EXERCISE DETAILS
Write out all the lines again, precisely as they stand, but without the images.

DATA FOR THIS TASK
------------------------------------------------------------------------

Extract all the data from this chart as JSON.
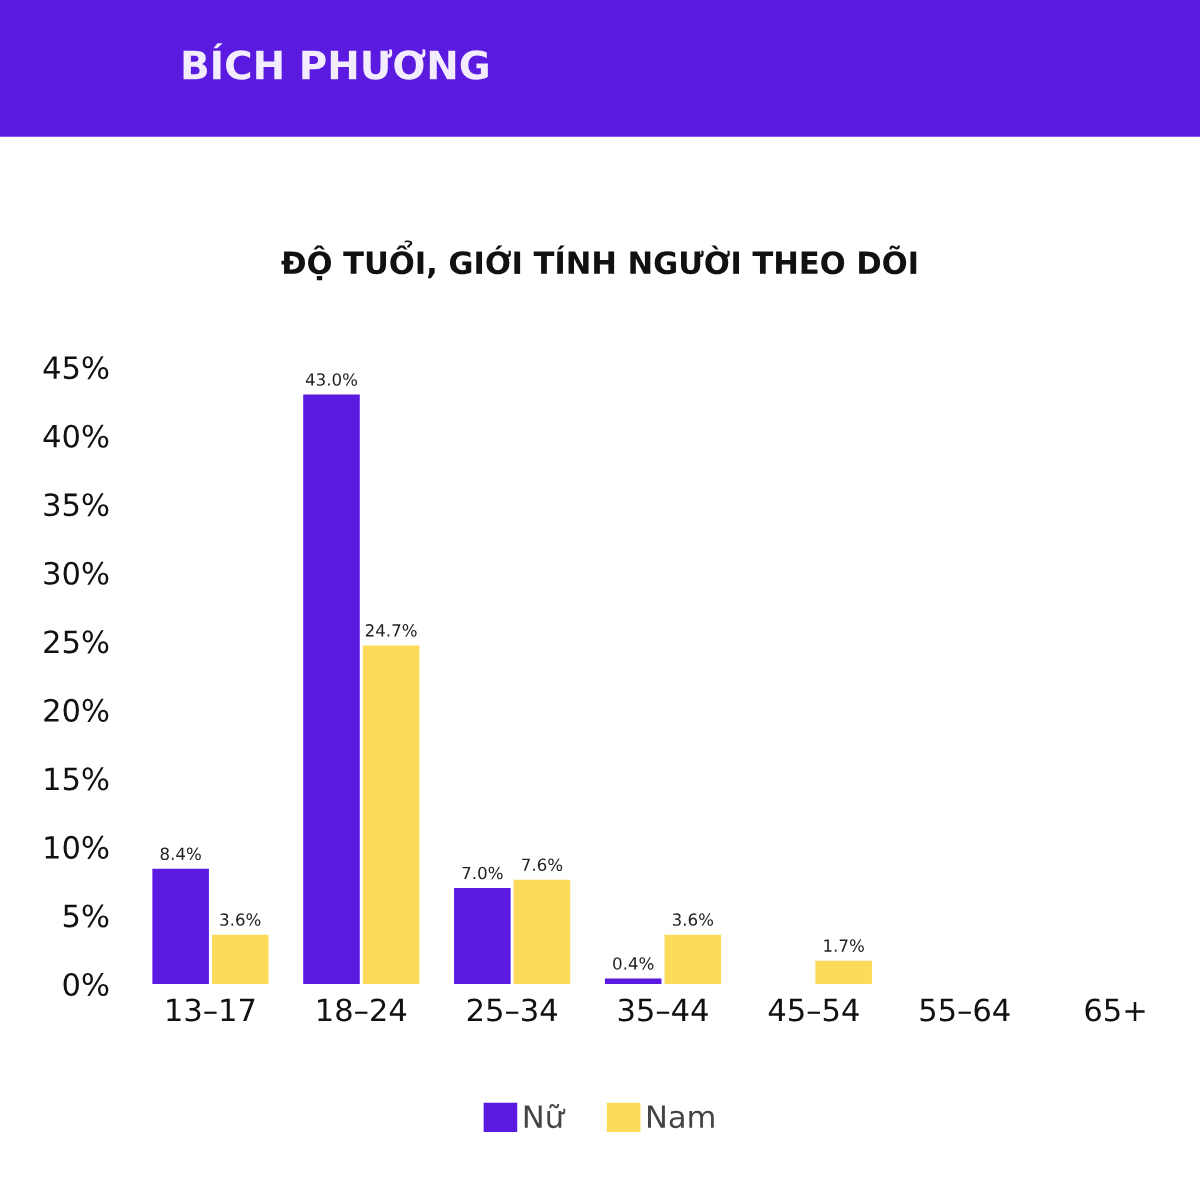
{
  "chart_data": {
    "type": "bar",
    "title": "ĐỘ TUỔI, GIỚI TÍNH NGƯỜI THEO DÕI",
    "annotations": [
      "BÍCH PHƯƠNG"
    ],
    "categories": [
      "13–17",
      "18–24",
      "25–34",
      "35–44",
      "45–54",
      "55–64",
      "65+"
    ],
    "series": [
      {
        "name": "Nữ",
        "color": "#5b1ae0",
        "values": [
          8.4,
          43.0,
          7.0,
          0.4,
          null,
          null,
          null
        ],
        "value_labels": [
          "8.4%",
          "43.0%",
          "7.0%",
          "0.4%",
          null,
          null,
          null
        ]
      },
      {
        "name": "Nam",
        "color": "#fddb5a",
        "values": [
          3.6,
          24.7,
          7.6,
          3.6,
          1.7,
          null,
          null
        ],
        "value_labels": [
          "3.6%",
          "24.7%",
          "7.6%",
          "3.6%",
          "1.7%",
          null,
          null
        ]
      }
    ],
    "ylim": [
      0,
      45
    ],
    "yticks": [
      {
        "value": 0,
        "label": "0%"
      },
      {
        "value": 5,
        "label": "5%"
      },
      {
        "value": 10,
        "label": "10%"
      },
      {
        "value": 15,
        "label": "15%"
      },
      {
        "value": 20,
        "label": "20%"
      },
      {
        "value": 25,
        "label": "25%"
      },
      {
        "value": 30,
        "label": "30%"
      },
      {
        "value": 35,
        "label": "35%"
      },
      {
        "value": 40,
        "label": "40%"
      },
      {
        "value": 45,
        "label": "45%"
      }
    ],
    "grid": false,
    "legend": "bottom"
  }
}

------------------------------------------------------------------------

RESPONSE FOR THIS EXERCISE
Extract all the data from this chart as JSON.
{
  "chart_data": {
    "type": "bar",
    "title": "ĐỘ TUỔI, GIỚI TÍNH NGƯỜI THEO DÕI",
    "annotations": [
      "BÍCH PHƯƠNG"
    ],
    "categories": [
      "13–17",
      "18–24",
      "25–34",
      "35–44",
      "45–54",
      "55–64",
      "65+"
    ],
    "series": [
      {
        "name": "Nữ",
        "color": "#5b1ae0",
        "values": [
          8.4,
          43.0,
          7.0,
          0.4,
          null,
          null,
          null
        ],
        "value_labels": [
          "8.4%",
          "43.0%",
          "7.0%",
          "0.4%",
          null,
          null,
          null
        ]
      },
      {
        "name": "Nam",
        "color": "#fddb5a",
        "values": [
          3.6,
          24.7,
          7.6,
          3.6,
          1.7,
          null,
          null
        ],
        "value_labels": [
          "3.6%",
          "24.7%",
          "7.6%",
          "3.6%",
          "1.7%",
          null,
          null
        ]
      }
    ],
    "ylim": [
      0,
      45
    ],
    "yticks": [
      {
        "value": 0,
        "label": "0%"
      },
      {
        "value": 5,
        "label": "5%"
      },
      {
        "value": 10,
        "label": "10%"
      },
      {
        "value": 15,
        "label": "15%"
      },
      {
        "value": 20,
        "label": "20%"
      },
      {
        "value": 25,
        "label": "25%"
      },
      {
        "value": 30,
        "label": "30%"
      },
      {
        "value": 35,
        "label": "35%"
      },
      {
        "value": 40,
        "label": "40%"
      },
      {
        "value": 45,
        "label": "45%"
      }
    ],
    "grid": false,
    "legend": "bottom"
  }
}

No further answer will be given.